WORK TO BE COMPLETED: Quote all entries exactly, leaving pictures aside.

(Records excerpted from a collection)
_ _ _ _
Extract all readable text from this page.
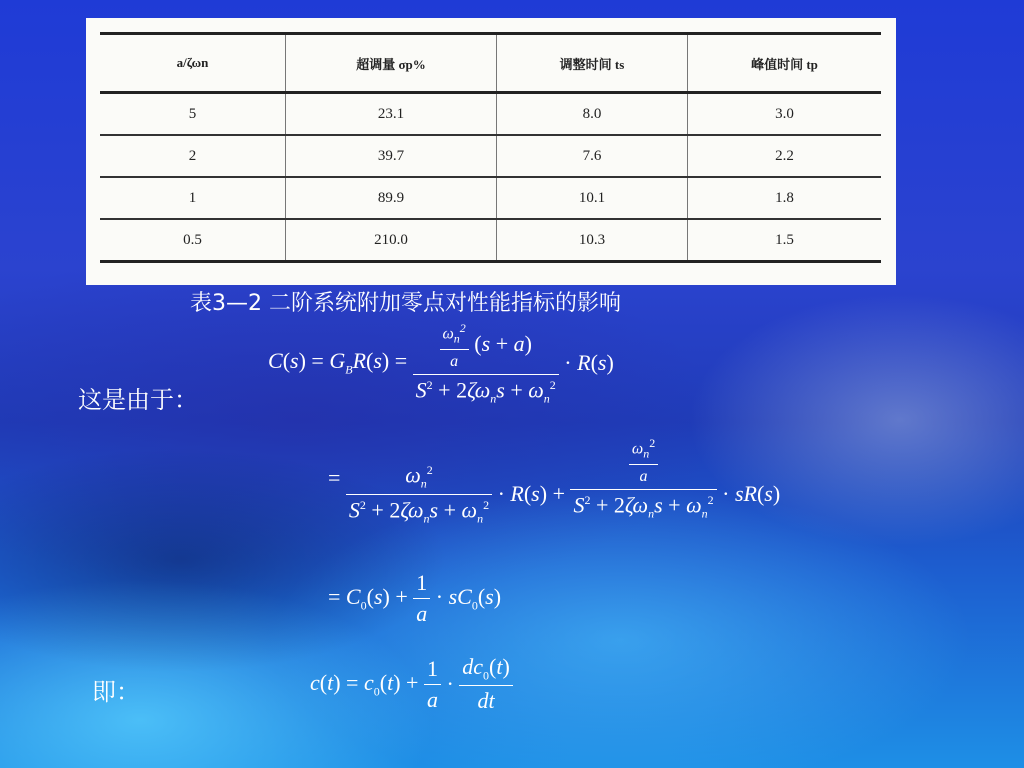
a/ζωn	超调量 σp%	调整时间 ts	峰值时间 tp
5	23.1	8.0	3.0
2	39.7	7.6	2.2
1	89.9	10.1	1.8
0.5	210.0	10.3	1.5
表3—2 二阶系统附加零点对性能指标的影响
这是由于：
即：
$C(s) = G_BR(s) = \frac{\frac{\omega_n^2}{a} (s + a)}{S^2 + 2\zeta\omega_ns + \omega_n^2} \cdot R(s)$
= $\frac{\omega_n^2}{S^2 + 2\zeta\omega_ns + \omega_n^2} \cdot R(s) + \frac{\frac{\omega_n^2}{a}}{S^2 + 2\zeta\omega_ns + \omega_n^2} \cdot sR(s)$
= $C_0(s) + \frac{1}{a} \cdot sC_0(s)$
$c(t) = c_0(t) + \frac{1}{a} \cdot \frac{dc_0(t)}{dt}$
_ _ _ _
FINAL RESULT:
Extract all readable text from this page.
a/ζωn	超调量 σp%	调整时间 ts	峰值时间 tp
5	23.1	8.0	3.0
2	39.7	7.6	2.2
1	89.9	10.1	1.8
0.5	210.0	10.3	1.5
表3—2 二阶系统附加零点对性能指标的影响
这是由于：
即：
$C(s) = G_BR(s) = \frac{\frac{\omega_n^2}{a} (s + a)}{S^2 + 2\zeta\omega_ns + \omega_n^2} \cdot R(s)$
= $\frac{\omega_n^2}{S^2 + 2\zeta\omega_ns + \omega_n^2} \cdot R(s) + \frac{\frac{\omega_n^2}{a}}{S^2 + 2\zeta\omega_ns + \omega_n^2} \cdot sR(s)$
= $C_0(s) + \frac{1}{a} \cdot sC_0(s)$
$c(t) = c_0(t) + \frac{1}{a} \cdot \frac{dc_0(t)}{dt}$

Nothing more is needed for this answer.